-- Begin Available records --

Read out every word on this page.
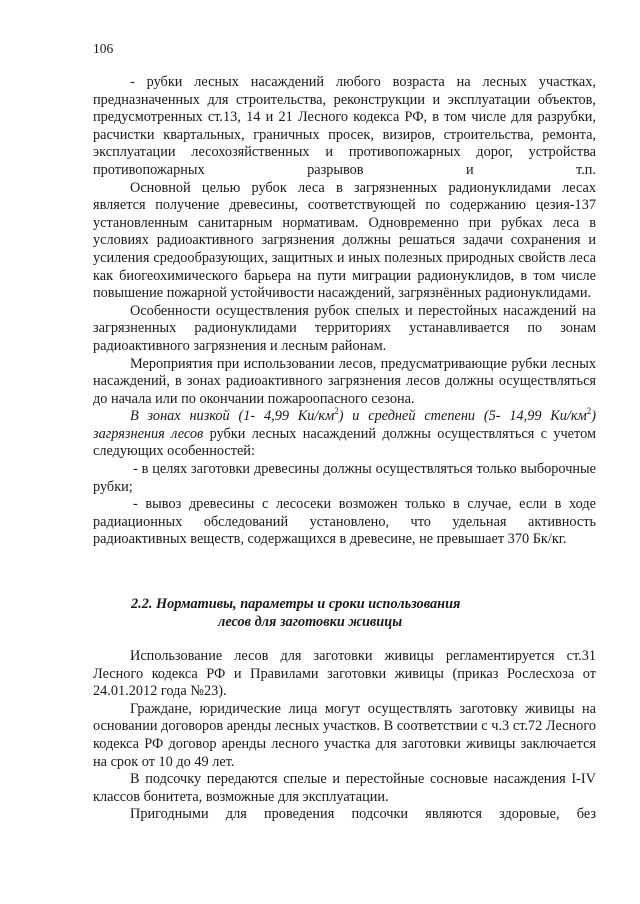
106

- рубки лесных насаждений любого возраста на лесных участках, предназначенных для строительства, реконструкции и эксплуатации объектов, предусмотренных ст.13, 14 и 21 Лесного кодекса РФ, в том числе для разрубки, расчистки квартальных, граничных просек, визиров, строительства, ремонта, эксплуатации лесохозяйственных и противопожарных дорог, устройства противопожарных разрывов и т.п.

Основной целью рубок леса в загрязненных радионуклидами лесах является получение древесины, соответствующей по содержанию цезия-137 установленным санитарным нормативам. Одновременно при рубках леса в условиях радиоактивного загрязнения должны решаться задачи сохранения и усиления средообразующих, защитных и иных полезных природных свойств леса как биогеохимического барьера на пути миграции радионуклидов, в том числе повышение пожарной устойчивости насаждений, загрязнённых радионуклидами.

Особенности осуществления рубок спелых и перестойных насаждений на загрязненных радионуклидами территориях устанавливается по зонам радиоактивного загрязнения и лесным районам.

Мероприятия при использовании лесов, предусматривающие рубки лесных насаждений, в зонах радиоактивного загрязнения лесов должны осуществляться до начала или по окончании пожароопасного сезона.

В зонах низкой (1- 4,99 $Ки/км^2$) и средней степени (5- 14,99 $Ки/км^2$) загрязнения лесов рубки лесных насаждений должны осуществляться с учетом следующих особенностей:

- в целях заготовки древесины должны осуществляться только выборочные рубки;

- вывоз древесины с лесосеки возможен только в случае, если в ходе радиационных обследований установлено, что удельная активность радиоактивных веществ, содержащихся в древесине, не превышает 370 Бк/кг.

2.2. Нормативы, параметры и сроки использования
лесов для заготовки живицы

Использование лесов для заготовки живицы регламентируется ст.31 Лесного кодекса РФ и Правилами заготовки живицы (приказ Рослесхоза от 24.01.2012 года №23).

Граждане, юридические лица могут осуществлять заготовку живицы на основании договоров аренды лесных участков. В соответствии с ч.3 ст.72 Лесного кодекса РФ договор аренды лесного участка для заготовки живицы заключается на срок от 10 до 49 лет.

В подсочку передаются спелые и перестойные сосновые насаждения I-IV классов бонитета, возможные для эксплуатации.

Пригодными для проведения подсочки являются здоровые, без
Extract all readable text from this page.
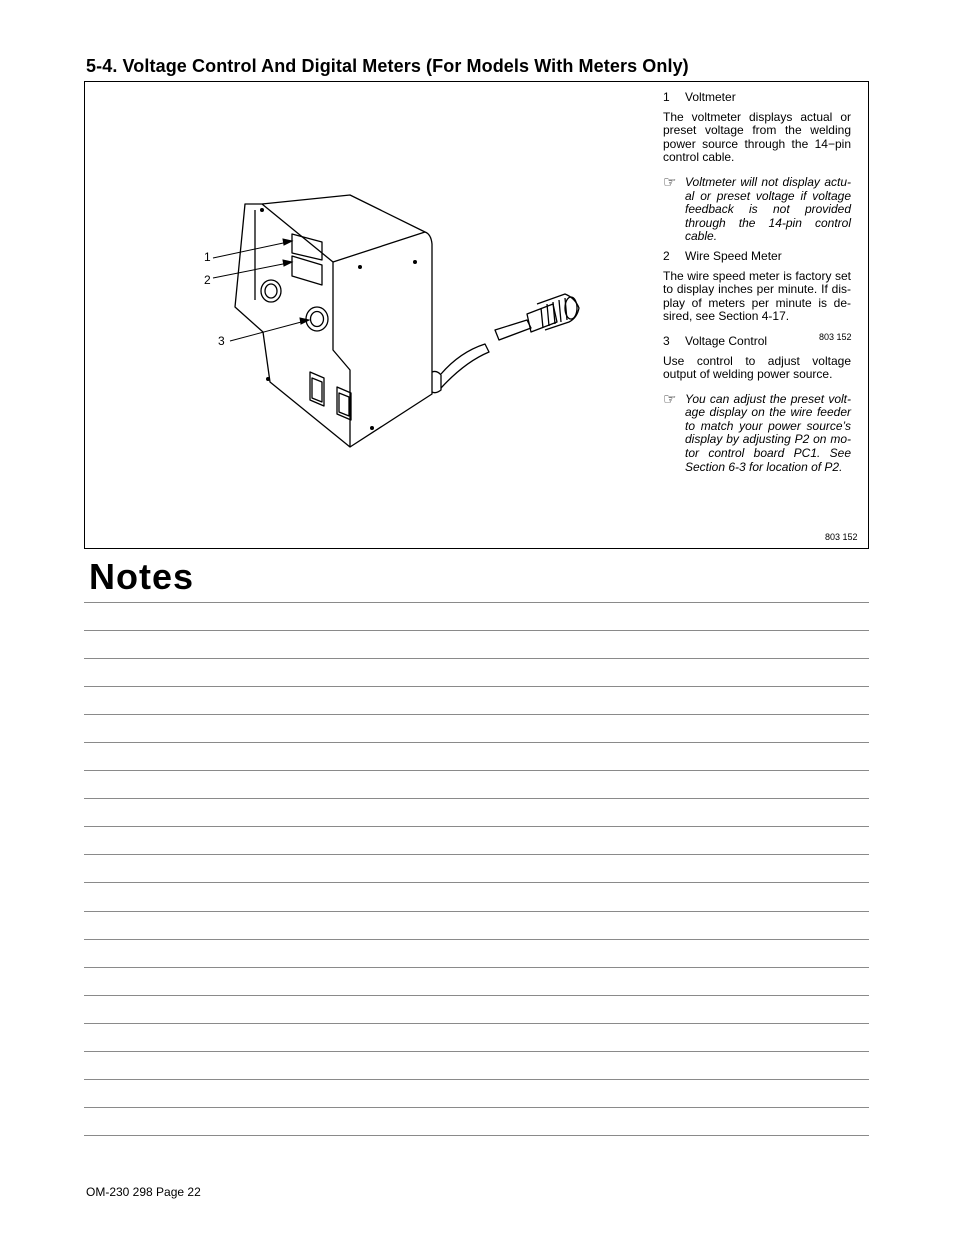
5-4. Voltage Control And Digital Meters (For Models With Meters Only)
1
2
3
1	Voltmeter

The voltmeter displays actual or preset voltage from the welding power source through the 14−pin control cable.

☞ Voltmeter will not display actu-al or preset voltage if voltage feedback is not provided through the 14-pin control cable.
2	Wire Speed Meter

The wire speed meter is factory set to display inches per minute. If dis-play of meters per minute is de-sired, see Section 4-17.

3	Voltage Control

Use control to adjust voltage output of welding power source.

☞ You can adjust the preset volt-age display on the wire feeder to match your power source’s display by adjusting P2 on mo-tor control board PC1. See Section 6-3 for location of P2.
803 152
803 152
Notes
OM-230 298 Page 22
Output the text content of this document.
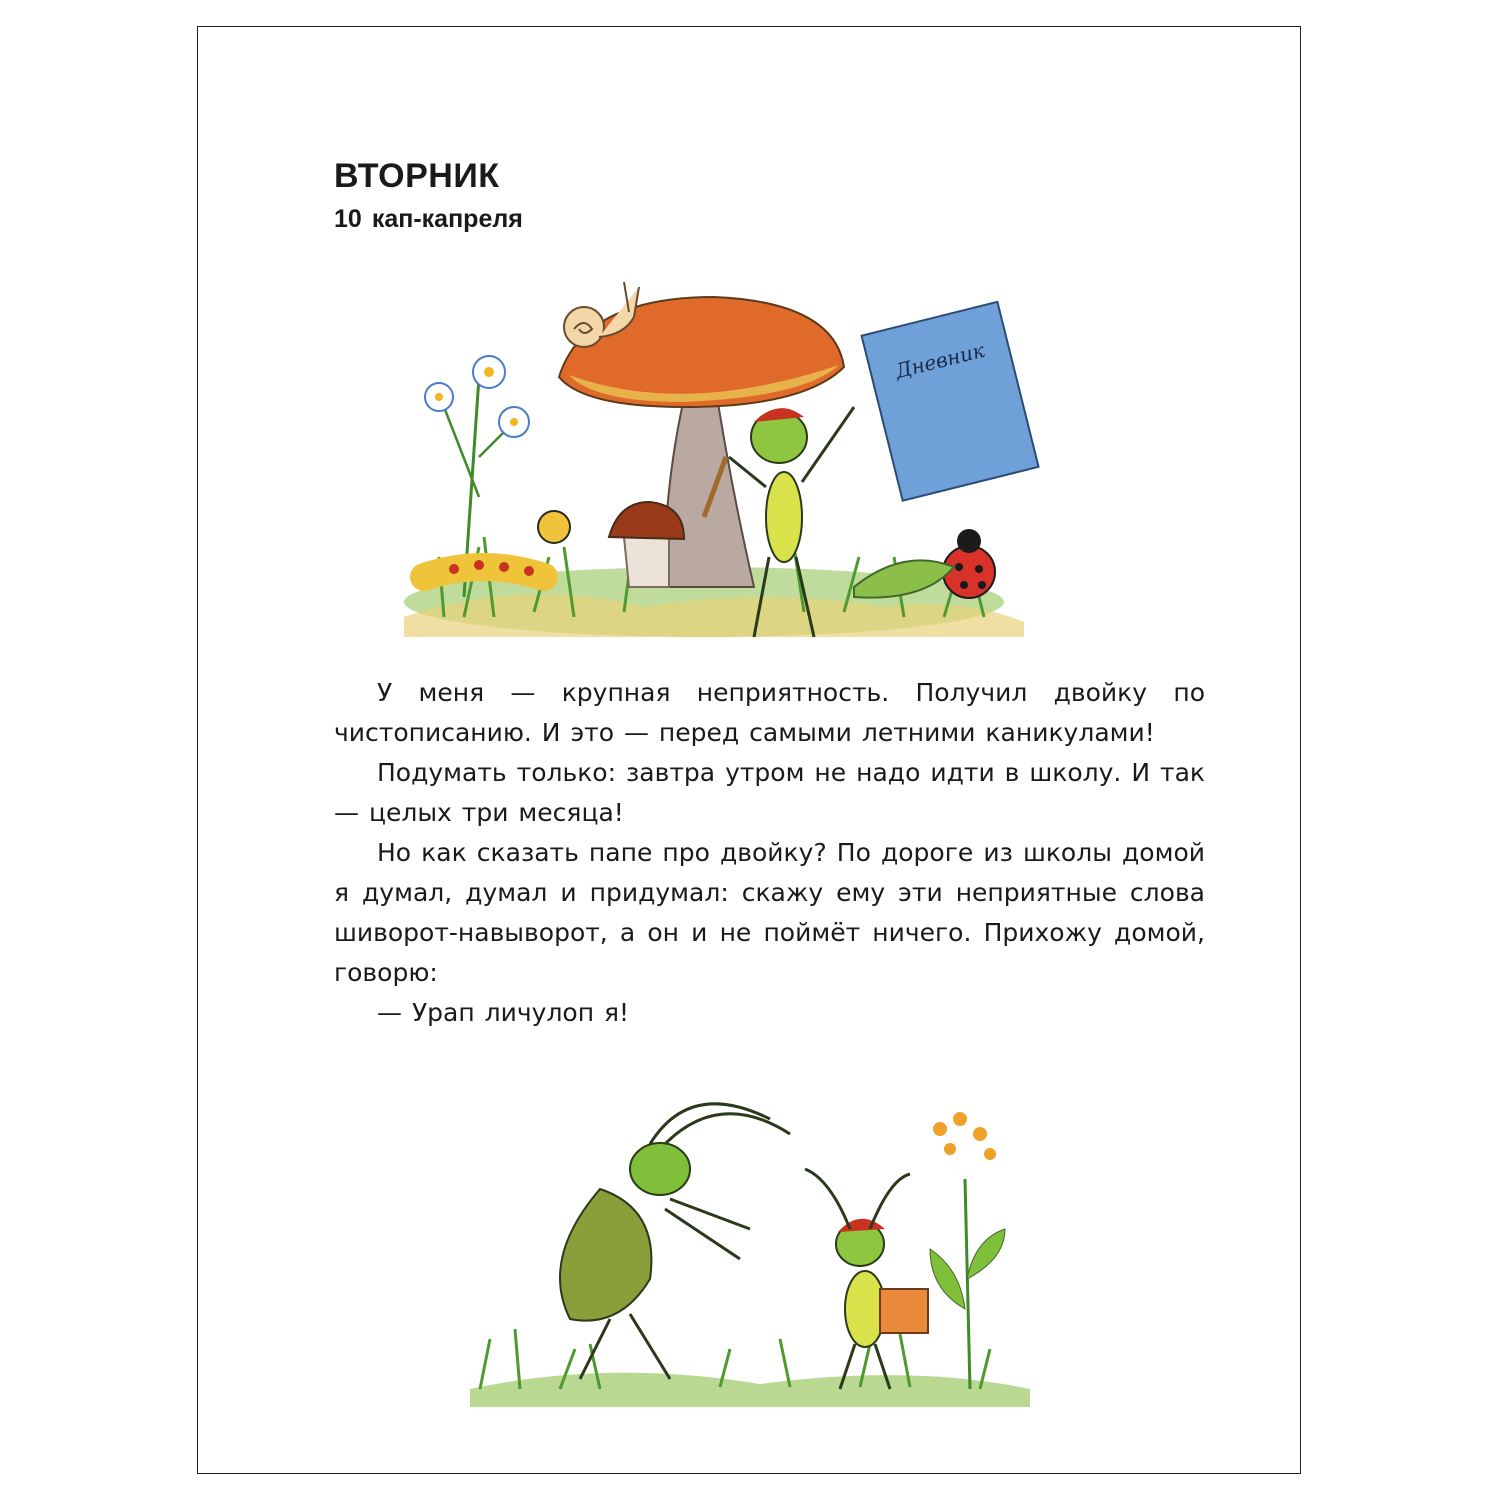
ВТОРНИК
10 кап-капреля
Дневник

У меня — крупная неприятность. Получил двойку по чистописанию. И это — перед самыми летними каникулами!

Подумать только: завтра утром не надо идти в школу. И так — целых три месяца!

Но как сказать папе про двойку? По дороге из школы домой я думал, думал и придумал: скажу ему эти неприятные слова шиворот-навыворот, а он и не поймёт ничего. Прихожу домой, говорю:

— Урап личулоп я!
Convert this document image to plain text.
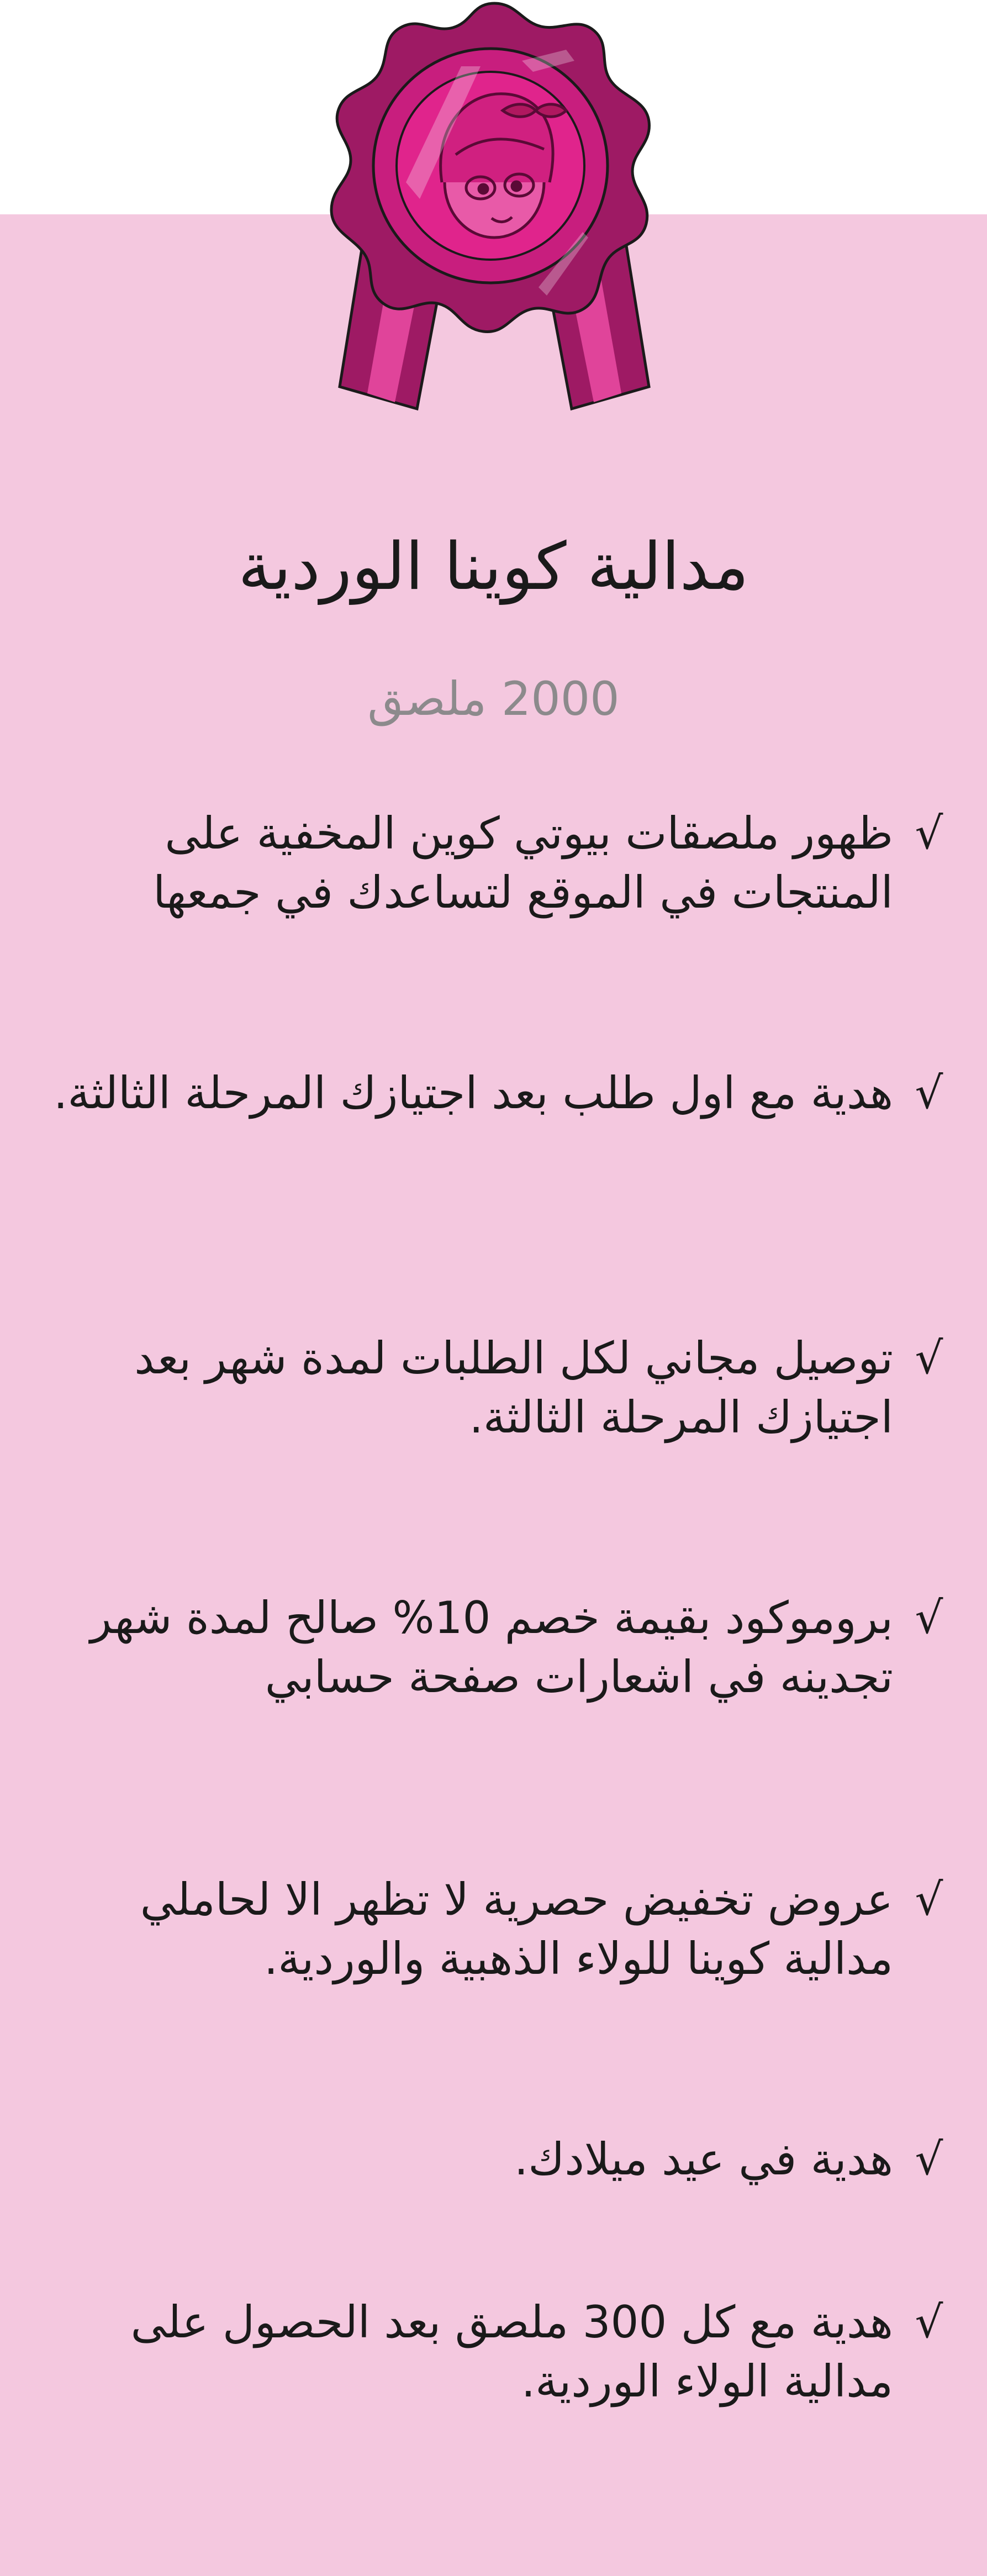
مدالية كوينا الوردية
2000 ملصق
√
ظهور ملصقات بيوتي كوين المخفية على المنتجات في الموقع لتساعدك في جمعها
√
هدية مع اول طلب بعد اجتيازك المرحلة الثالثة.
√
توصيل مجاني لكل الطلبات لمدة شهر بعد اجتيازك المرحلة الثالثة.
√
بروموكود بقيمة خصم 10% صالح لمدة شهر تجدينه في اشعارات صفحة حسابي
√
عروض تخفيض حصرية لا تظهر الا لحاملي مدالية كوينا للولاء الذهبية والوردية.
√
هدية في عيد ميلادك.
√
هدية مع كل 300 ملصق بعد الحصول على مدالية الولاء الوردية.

-- End Available records --

Problem
Set down every record once more, word for word, without pictures.

Worked solution
Read out every word on this page.
106

- рубки лесных насаждений любого возраста на лесных участках, предназначенных для строительства, реконструкции и эксплуатации объектов, предусмотренных ст.13, 14 и 21 Лесного кодекса РФ, в том числе для разрубки, расчистки квартальных, граничных просек, визиров, строительства, ремонта, эксплуатации лесохозяйственных и противопожарных дорог, устройства противопожарных разрывов и т.п.

Основной целью рубок леса в загрязненных радионуклидами лесах является получение древесины, соответствующей по содержанию цезия-137 установленным санитарным нормативам. Одновременно при рубках леса в условиях радиоактивного загрязнения должны решаться задачи сохранения и усиления средообразующих, защитных и иных полезных природных свойств леса как биогеохимического барьера на пути миграции радионуклидов, в том числе повышение пожарной устойчивости насаждений, загрязнённых радионуклидами.

Особенности осуществления рубок спелых и перестойных насаждений на загрязненных радионуклидами территориях устанавливается по зонам радиоактивного загрязнения и лесным районам.

Мероприятия при использовании лесов, предусматривающие рубки лесных насаждений, в зонах радиоактивного загрязнения лесов должны осуществляться до начала или по окончании пожароопасного сезона.

В зонах низкой (1- 4,99 $Ки/км^2$) и средней степени (5- 14,99 $Ки/км^2$) загрязнения лесов рубки лесных насаждений должны осуществляться с учетом следующих особенностей:

- в целях заготовки древесины должны осуществляться только выборочные рубки;

- вывоз древесины с лесосеки возможен только в случае, если в ходе радиационных обследований установлено, что удельная активность радиоактивных веществ, содержащихся в древесине, не превышает 370 Бк/кг.

2.2. Нормативы, параметры и сроки использования
лесов для заготовки живицы

Использование лесов для заготовки живицы регламентируется ст.31 Лесного кодекса РФ и Правилами заготовки живицы (приказ Рослесхоза от 24.01.2012 года №23).

Граждане, юридические лица могут осуществлять заготовку живицы на основании договоров аренды лесных участков. В соответствии с ч.3 ст.72 Лесного кодекса РФ договор аренды лесного участка для заготовки живицы заключается на срок от 10 до 49 лет.

В подсочку передаются спелые и перестойные сосновые насаждения I-IV классов бонитета, возможные для эксплуатации.

Пригодными для проведения подсочки являются здоровые, без
Extract all readable text from this page.
5-4. Voltage Control And Digital Meters (For Models With Meters Only)
1
2
3
1	Voltmeter

The voltmeter displays actual or preset voltage from the welding power source through the 14−pin control cable.

☞ Voltmeter will not display actu-al or preset voltage if voltage feedback is not provided through the 14-pin control cable.
2	Wire Speed Meter

The wire speed meter is factory set to display inches per minute. If dis-play of meters per minute is de-sired, see Section 4-17.

3	Voltage Control

Use control to adjust voltage output of welding power source.

☞ You can adjust the preset volt-age display on the wire feeder to match your power source’s display by adjusting P2 on mo-tor control board PC1. See Section 6-3 for location of P2.
803 152
803 152
Notes
OM-230 298 Page 22
Output the text content of this document.
ВТОРНИК
10 кап-капреля
Дневник

У меня — крупная неприятность. Получил двойку по чистописанию. И это — перед самыми летними каникулами!

Подумать только: завтра утром не надо идти в школу. И так — целых три месяца!

Но как сказать папе про двойку? По дороге из школы домой я думал, думал и придумал: скажу ему эти неприятные слова шиворот-навыворот, а он и не поймёт ничего. Прихожу домой, говорю:

— Урап личулоп я!
Convert this document image to plain text.
مدالية كوينا الوردية
2000 ملصق
√
ظهور ملصقات بيوتي كوين المخفية على المنتجات في الموقع لتساعدك في جمعها
√
هدية مع اول طلب بعد اجتيازك المرحلة الثالثة.
√
توصيل مجاني لكل الطلبات لمدة شهر بعد اجتيازك المرحلة الثالثة.
√
بروموكود بقيمة خصم 10% صالح لمدة شهر تجدينه في اشعارات صفحة حسابي
√
عروض تخفيض حصرية لا تظهر الا لحاملي مدالية كوينا للولاء الذهبية والوردية.
√
هدية في عيد ميلادك.
√
هدية مع كل 300 ملصق بعد الحصول على مدالية الولاء الوردية.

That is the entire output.